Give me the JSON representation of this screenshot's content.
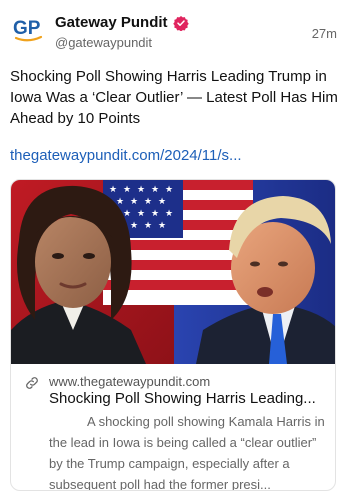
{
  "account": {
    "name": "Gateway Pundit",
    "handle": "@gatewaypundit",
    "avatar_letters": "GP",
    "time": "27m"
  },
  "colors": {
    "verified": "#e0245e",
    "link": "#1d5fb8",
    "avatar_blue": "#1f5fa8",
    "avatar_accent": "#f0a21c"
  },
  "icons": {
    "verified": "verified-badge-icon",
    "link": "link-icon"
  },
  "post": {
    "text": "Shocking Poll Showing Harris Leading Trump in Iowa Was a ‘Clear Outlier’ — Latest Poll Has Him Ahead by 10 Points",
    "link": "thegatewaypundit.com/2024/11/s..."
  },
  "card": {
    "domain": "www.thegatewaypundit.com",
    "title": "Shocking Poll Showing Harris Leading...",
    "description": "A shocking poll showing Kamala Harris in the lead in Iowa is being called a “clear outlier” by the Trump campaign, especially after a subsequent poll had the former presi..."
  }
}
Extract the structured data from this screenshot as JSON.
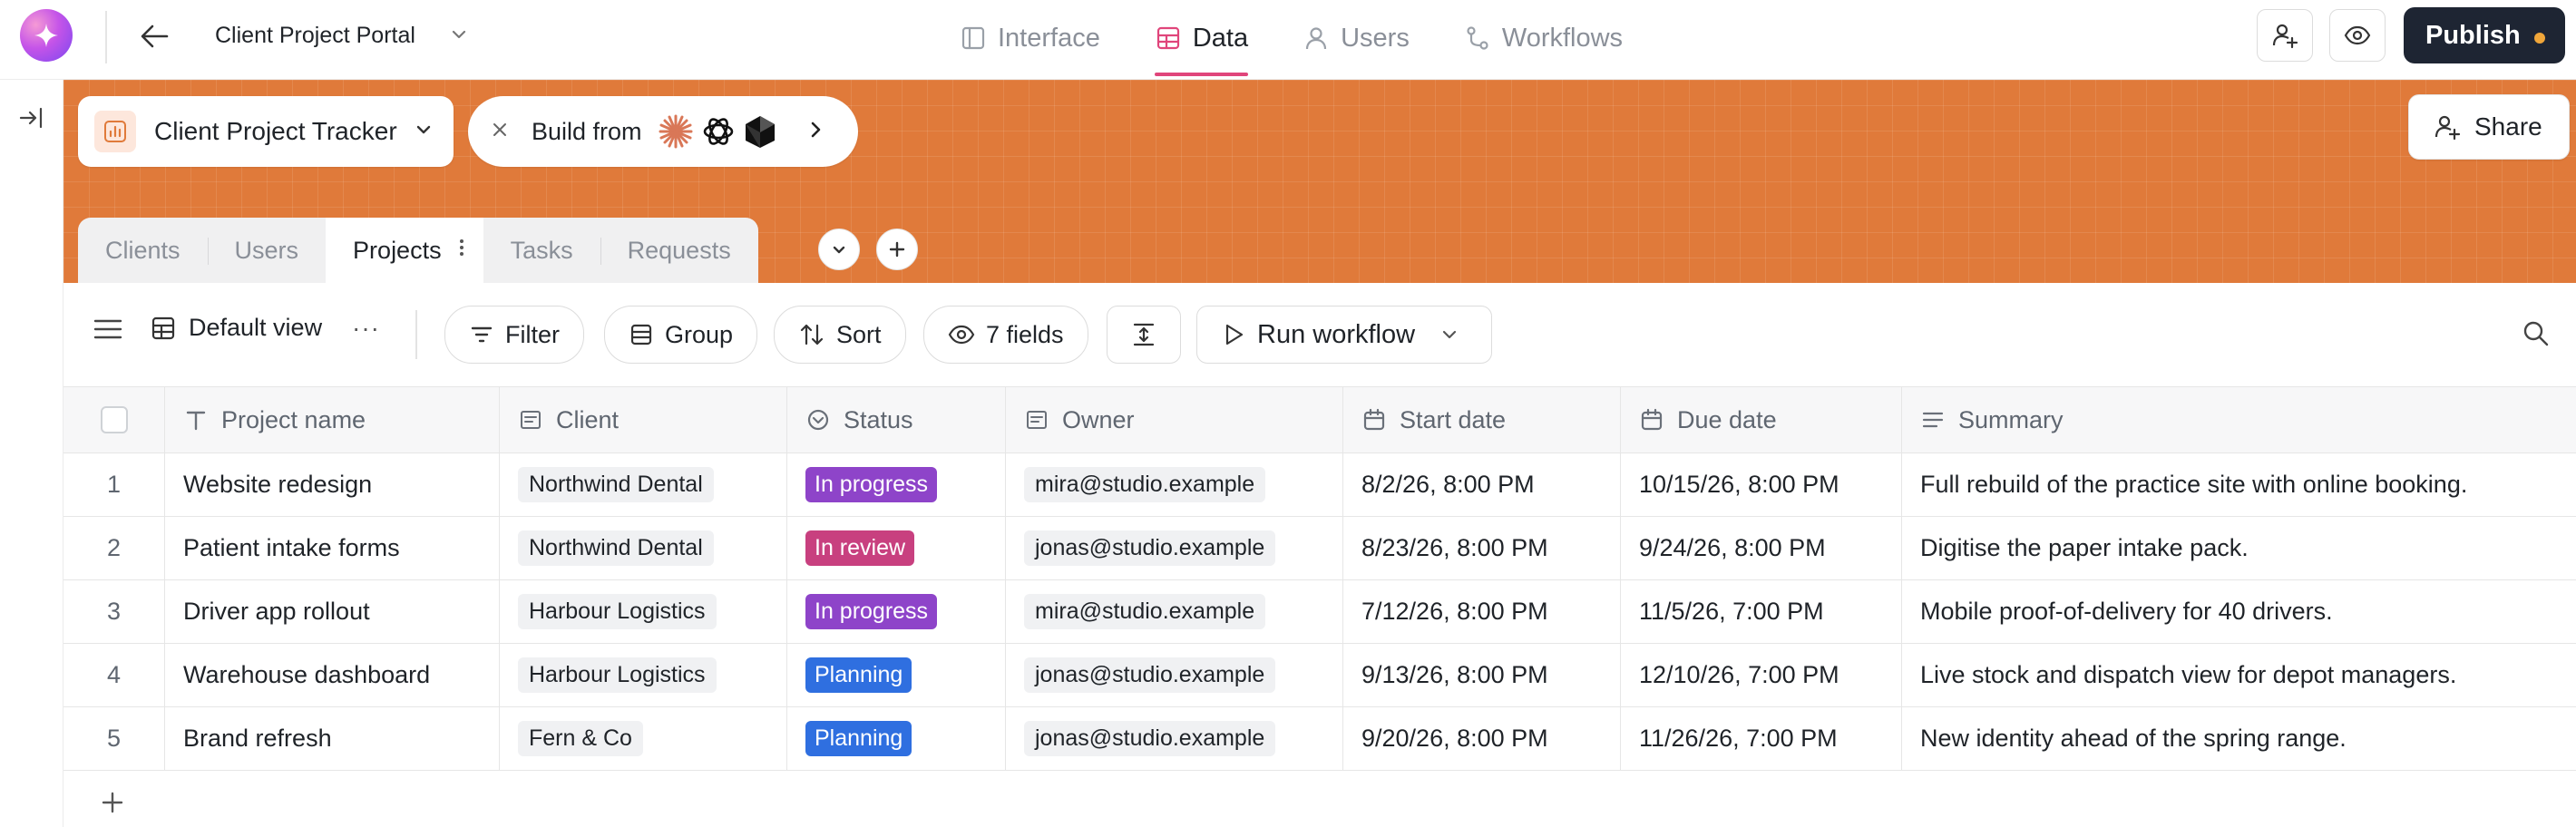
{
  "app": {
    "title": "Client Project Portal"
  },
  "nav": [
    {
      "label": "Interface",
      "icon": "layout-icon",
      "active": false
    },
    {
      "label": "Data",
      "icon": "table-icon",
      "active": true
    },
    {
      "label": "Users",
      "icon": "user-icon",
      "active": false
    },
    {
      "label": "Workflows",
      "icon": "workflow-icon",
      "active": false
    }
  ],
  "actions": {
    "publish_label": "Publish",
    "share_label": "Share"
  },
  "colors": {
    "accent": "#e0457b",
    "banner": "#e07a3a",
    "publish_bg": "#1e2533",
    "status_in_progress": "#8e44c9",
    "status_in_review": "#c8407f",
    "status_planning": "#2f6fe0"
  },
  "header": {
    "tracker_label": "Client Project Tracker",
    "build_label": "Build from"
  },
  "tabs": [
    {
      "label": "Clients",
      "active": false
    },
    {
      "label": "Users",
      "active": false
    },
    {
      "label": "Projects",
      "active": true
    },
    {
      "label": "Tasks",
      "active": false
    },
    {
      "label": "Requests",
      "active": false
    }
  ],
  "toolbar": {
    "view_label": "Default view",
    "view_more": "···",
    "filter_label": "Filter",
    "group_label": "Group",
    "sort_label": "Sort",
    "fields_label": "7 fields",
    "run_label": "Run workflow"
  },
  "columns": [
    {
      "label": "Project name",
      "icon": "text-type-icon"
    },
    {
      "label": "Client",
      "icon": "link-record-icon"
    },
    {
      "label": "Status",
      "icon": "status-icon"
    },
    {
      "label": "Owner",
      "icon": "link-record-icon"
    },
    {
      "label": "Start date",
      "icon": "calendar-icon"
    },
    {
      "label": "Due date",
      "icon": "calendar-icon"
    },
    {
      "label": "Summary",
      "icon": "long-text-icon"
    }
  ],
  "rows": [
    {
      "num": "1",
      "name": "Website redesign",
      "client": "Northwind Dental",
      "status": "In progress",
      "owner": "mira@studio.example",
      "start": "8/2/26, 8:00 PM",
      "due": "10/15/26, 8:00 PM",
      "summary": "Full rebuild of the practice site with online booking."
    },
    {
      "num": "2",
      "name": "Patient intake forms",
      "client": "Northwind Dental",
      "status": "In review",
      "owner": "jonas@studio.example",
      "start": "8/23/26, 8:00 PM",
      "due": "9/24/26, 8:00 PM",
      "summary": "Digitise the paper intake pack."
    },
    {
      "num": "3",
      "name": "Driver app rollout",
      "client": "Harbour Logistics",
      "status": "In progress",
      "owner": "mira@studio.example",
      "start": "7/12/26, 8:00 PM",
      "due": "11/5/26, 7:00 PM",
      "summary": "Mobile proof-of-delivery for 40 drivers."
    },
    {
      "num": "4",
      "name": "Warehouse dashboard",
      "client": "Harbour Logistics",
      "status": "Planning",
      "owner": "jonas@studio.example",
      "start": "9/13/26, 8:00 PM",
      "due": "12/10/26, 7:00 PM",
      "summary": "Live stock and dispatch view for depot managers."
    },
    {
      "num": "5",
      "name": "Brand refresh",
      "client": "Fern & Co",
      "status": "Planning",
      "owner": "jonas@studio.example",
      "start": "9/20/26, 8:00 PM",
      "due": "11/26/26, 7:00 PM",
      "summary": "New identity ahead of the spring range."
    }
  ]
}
------
--- Short task ---
Repeat the data exactly in full, omitting its pictures.

--- Complete output ---
Give me the JSON representation of this screenshot's content.
{
  "account": {
    "name": "Gateway Pundit",
    "handle": "@gatewaypundit",
    "avatar_letters": "GP",
    "time": "27m"
  },
  "colors": {
    "verified": "#e0245e",
    "link": "#1d5fb8",
    "avatar_blue": "#1f5fa8",
    "avatar_accent": "#f0a21c"
  },
  "icons": {
    "verified": "verified-badge-icon",
    "link": "link-icon"
  },
  "post": {
    "text": "Shocking Poll Showing Harris Leading Trump in Iowa Was a ‘Clear Outlier’ — Latest Poll Has Him Ahead by 10 Points",
    "link": "thegatewaypundit.com/2024/11/s..."
  },
  "card": {
    "domain": "www.thegatewaypundit.com",
    "title": "Shocking Poll Showing Harris Leading...",
    "description": "A shocking poll showing Kamala Harris in the lead in Iowa is being called a “clear outlier” by the Trump campaign, especially after a subsequent poll had the former presi..."
  }
}
Extract the structured data from this screenshot as JSON.
{
  "app": {
    "title": "Client Project Portal"
  },
  "nav": [
    {
      "label": "Interface",
      "icon": "layout-icon",
      "active": false
    },
    {
      "label": "Data",
      "icon": "table-icon",
      "active": true
    },
    {
      "label": "Users",
      "icon": "user-icon",
      "active": false
    },
    {
      "label": "Workflows",
      "icon": "workflow-icon",
      "active": false
    }
  ],
  "actions": {
    "publish_label": "Publish",
    "share_label": "Share"
  },
  "colors": {
    "accent": "#e0457b",
    "banner": "#e07a3a",
    "publish_bg": "#1e2533",
    "status_in_progress": "#8e44c9",
    "status_in_review": "#c8407f",
    "status_planning": "#2f6fe0"
  },
  "header": {
    "tracker_label": "Client Project Tracker",
    "build_label": "Build from"
  },
  "tabs": [
    {
      "label": "Clients",
      "active": false
    },
    {
      "label": "Users",
      "active": false
    },
    {
      "label": "Projects",
      "active": true
    },
    {
      "label": "Tasks",
      "active": false
    },
    {
      "label": "Requests",
      "active": false
    }
  ],
  "toolbar": {
    "view_label": "Default view",
    "view_more": "···",
    "filter_label": "Filter",
    "group_label": "Group",
    "sort_label": "Sort",
    "fields_label": "7 fields",
    "run_label": "Run workflow"
  },
  "columns": [
    {
      "label": "Project name",
      "icon": "text-type-icon"
    },
    {
      "label": "Client",
      "icon": "link-record-icon"
    },
    {
      "label": "Status",
      "icon": "status-icon"
    },
    {
      "label": "Owner",
      "icon": "link-record-icon"
    },
    {
      "label": "Start date",
      "icon": "calendar-icon"
    },
    {
      "label": "Due date",
      "icon": "calendar-icon"
    },
    {
      "label": "Summary",
      "icon": "long-text-icon"
    }
  ],
  "rows": [
    {
      "num": "1",
      "name": "Website redesign",
      "client": "Northwind Dental",
      "status": "In progress",
      "owner": "mira@studio.example",
      "start": "8/2/26, 8:00 PM",
      "due": "10/15/26, 8:00 PM",
      "summary": "Full rebuild of the practice site with online booking."
    },
    {
      "num": "2",
      "name": "Patient intake forms",
      "client": "Northwind Dental",
      "status": "In review",
      "owner": "jonas@studio.example",
      "start": "8/23/26, 8:00 PM",
      "due": "9/24/26, 8:00 PM",
      "summary": "Digitise the paper intake pack."
    },
    {
      "num": "3",
      "name": "Driver app rollout",
      "client": "Harbour Logistics",
      "status": "In progress",
      "owner": "mira@studio.example",
      "start": "7/12/26, 8:00 PM",
      "due": "11/5/26, 7:00 PM",
      "summary": "Mobile proof-of-delivery for 40 drivers."
    },
    {
      "num": "4",
      "name": "Warehouse dashboard",
      "client": "Harbour Logistics",
      "status": "Planning",
      "owner": "jonas@studio.example",
      "start": "9/13/26, 8:00 PM",
      "due": "12/10/26, 7:00 PM",
      "summary": "Live stock and dispatch view for depot managers."
    },
    {
      "num": "5",
      "name": "Brand refresh",
      "client": "Fern & Co",
      "status": "Planning",
      "owner": "jonas@studio.example",
      "start": "9/20/26, 8:00 PM",
      "due": "11/26/26, 7:00 PM",
      "summary": "New identity ahead of the spring range."
    }
  ]
}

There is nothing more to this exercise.